→ Task:
Find and return each line containing "只把分子相加减".

→ Records for this task:
- - -

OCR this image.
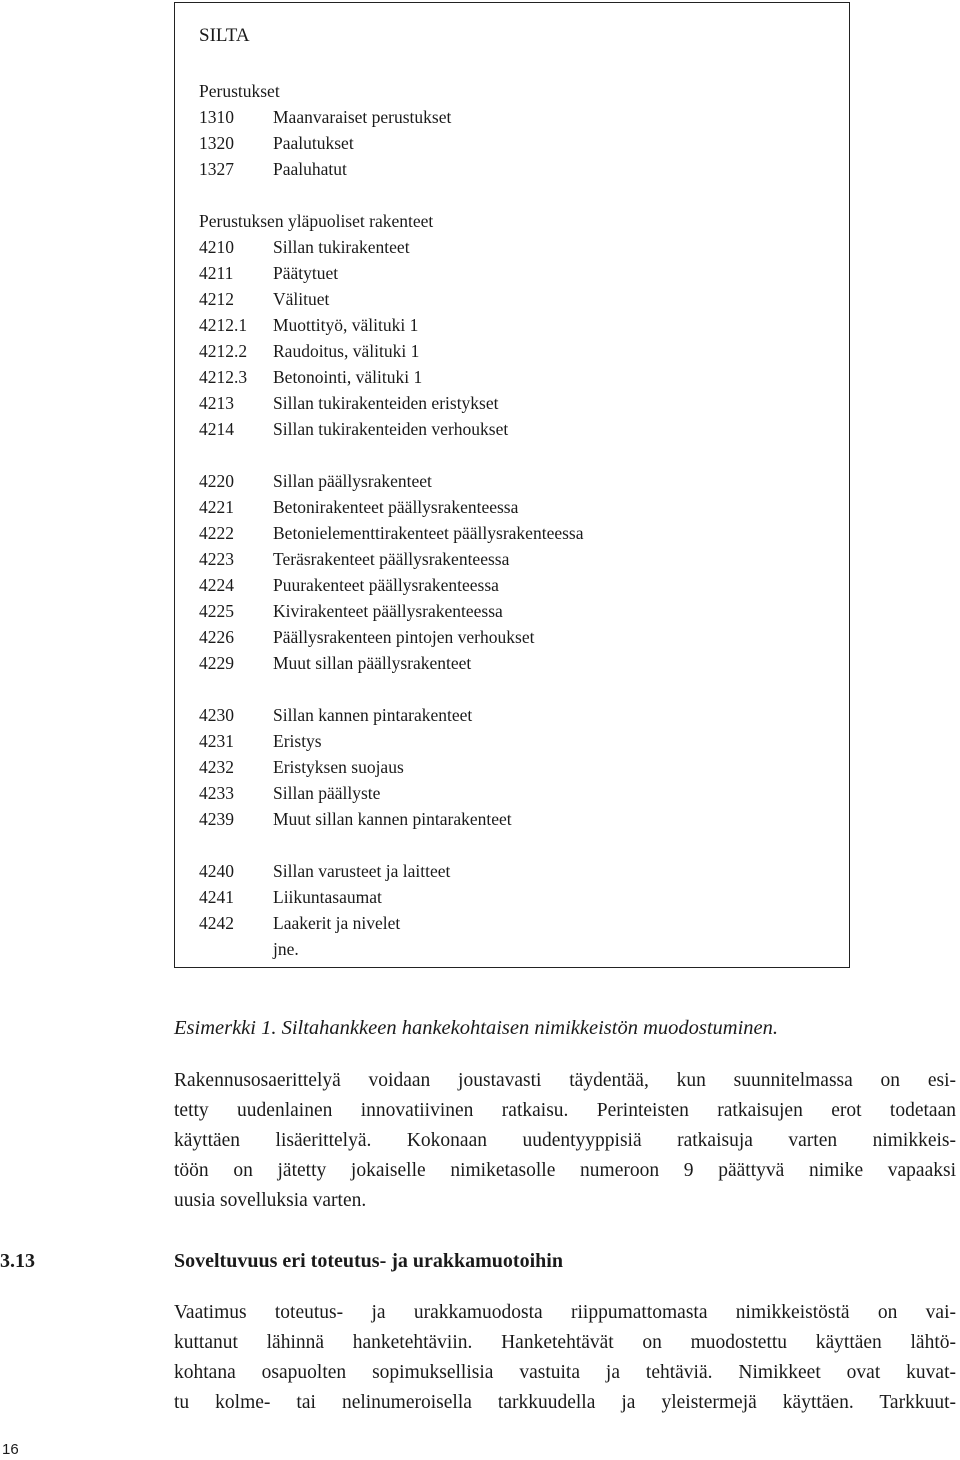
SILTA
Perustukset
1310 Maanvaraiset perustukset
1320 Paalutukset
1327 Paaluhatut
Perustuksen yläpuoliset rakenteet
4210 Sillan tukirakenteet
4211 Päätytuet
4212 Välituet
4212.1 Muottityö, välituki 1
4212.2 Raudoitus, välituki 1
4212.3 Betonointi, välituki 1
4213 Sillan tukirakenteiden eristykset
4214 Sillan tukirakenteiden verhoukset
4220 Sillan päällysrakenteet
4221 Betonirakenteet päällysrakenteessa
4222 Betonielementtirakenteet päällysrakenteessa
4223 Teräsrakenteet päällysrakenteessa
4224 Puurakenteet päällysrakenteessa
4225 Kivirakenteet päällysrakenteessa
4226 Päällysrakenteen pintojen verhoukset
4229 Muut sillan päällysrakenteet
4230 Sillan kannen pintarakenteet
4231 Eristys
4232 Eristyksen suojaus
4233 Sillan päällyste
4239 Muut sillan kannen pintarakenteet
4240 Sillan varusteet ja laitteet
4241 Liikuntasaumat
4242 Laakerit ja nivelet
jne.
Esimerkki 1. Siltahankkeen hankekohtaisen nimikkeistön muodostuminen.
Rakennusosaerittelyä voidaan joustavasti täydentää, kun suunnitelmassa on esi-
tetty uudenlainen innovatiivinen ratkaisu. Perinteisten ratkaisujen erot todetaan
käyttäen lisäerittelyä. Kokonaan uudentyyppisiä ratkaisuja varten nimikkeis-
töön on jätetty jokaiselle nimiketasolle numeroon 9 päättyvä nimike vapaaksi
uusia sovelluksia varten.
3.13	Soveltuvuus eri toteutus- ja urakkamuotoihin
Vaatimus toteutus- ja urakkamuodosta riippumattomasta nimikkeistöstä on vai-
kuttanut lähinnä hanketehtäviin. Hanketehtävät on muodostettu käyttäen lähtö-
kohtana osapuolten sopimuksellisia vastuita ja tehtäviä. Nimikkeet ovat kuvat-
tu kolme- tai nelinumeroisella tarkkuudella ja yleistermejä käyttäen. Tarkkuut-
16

- - -

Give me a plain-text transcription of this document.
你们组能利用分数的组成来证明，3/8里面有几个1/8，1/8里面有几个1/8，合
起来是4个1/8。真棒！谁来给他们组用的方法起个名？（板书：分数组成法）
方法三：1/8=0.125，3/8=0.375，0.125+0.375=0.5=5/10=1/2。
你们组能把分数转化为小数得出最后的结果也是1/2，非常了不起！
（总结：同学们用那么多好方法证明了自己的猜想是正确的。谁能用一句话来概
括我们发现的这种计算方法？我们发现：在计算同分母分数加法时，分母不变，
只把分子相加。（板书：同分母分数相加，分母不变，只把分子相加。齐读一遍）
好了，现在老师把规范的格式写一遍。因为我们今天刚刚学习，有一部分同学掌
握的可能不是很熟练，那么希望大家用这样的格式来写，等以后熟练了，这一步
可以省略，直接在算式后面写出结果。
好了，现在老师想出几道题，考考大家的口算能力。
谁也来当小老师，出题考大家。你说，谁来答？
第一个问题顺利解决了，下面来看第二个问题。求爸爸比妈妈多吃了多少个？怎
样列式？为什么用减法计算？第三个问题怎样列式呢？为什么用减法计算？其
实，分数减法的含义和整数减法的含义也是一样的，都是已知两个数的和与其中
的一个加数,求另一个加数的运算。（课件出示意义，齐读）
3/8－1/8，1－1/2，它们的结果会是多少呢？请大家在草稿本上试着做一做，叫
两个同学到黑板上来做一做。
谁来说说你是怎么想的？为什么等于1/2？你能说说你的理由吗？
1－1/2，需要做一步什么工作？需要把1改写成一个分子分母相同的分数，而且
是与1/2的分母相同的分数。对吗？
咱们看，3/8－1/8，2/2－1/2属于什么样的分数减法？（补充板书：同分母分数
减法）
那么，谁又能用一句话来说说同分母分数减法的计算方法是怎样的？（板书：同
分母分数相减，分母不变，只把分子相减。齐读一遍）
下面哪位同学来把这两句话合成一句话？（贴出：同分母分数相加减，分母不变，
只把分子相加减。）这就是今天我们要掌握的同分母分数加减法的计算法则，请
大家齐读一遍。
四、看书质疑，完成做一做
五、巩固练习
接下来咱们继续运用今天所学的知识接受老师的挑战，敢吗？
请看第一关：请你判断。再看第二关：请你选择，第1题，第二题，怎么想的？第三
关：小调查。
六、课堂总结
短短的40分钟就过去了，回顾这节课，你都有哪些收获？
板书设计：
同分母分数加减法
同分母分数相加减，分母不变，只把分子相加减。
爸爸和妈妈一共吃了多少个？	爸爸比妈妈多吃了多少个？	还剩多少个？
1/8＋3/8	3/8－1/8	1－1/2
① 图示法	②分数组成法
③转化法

- - -

→ Output for this task:
只把分子相加减。）这就是今天我们要掌握的同分母分数加减法的计算法则，请
同分母分数相加减，分母不变，只把分子相加减。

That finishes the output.